_SOURCE EXCERPT_

———

Suppose I have three vars and set them to the same value:

MyObject Ob1 = new MyObject(ID:1); 
MyObject Ob2 = Ob1;
MyObject Ob3 = Ob1;

(suppose those vars are NOT in the same context and I just cannot substitute them for a single one, nor can I know if they even exist. They can be one, two, or hundreds representing the same object...)

I know changes I make to the object through the Ob3 will actually change the objects in Ob1 and Ob2 (of course, they all represent the same object with ID:1).

But if I assign something to Ob3, using Ob3 = new MyObject(ID:2), this will not change the values of Ob1 and Ob2, for they will continue to represent the object with ID:1.

// What happens:
Ob3 = new MyObject(ID:2);
// Ob3 is no longer the same as Ob1 and Ob2, wich are still the ID:1 object.

———

_SUPPLIED DATA_
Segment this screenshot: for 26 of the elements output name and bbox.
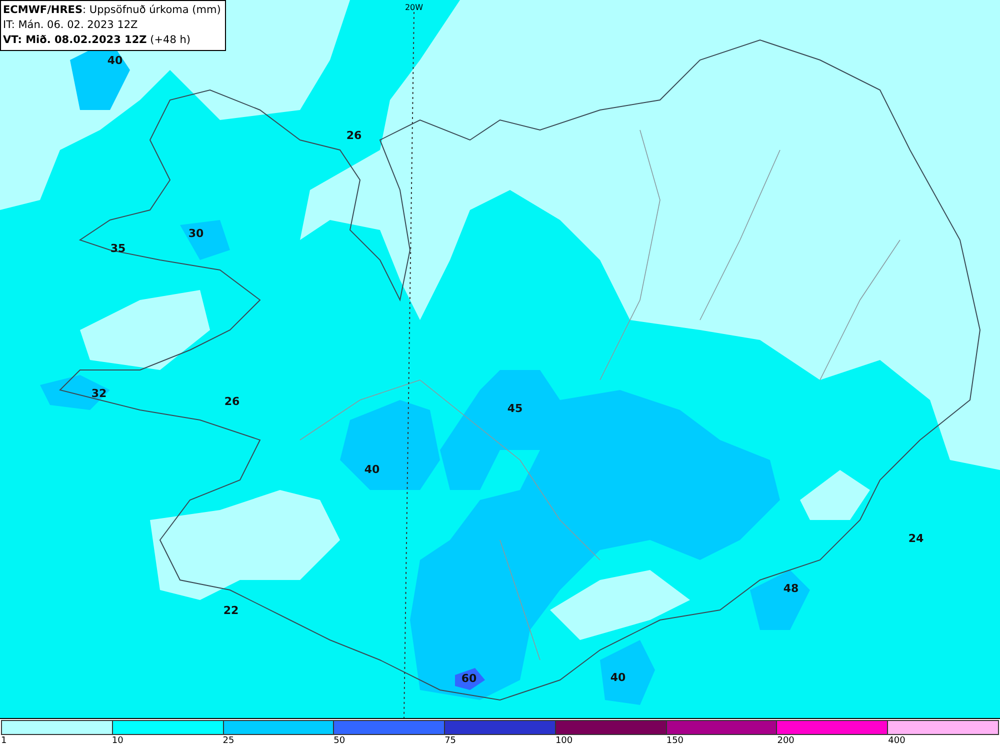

———

_WRITTEN INSTRUCTION 1_
In the post about several variables pointing to one object, which object do Ob1 and Ob2 still represent after Ob3 is set to a new object with ID:2?
_WRITTEN INSTRUCTION 2_
Pick up the post about several variables pointing to one object right after its final line, and write the next part.

_EXPECTED OUTPUT 1_
They still represent the object with ID:1.

_EXPECTED OUTPUT 2_
What I want to do is to assign all three variables at once, like when I write some correspondant code to Ob3 = new MyObject(ID:2);, all other vars comes to represent the object with ID:2, not the ID:1 anymore.

//What I want:
Ob3 = new MyObject(ID:2); //using the suited operators I don't know
//And Ob1 and Ob2 become the ID:2 object as well.

I know it's possible to be done using pointers in C++ (obviously with a few changes in declarations and assignments), but I don't want to be managing things in an unmanaged language. So is there a similar way to do that "backward" assigning in C#??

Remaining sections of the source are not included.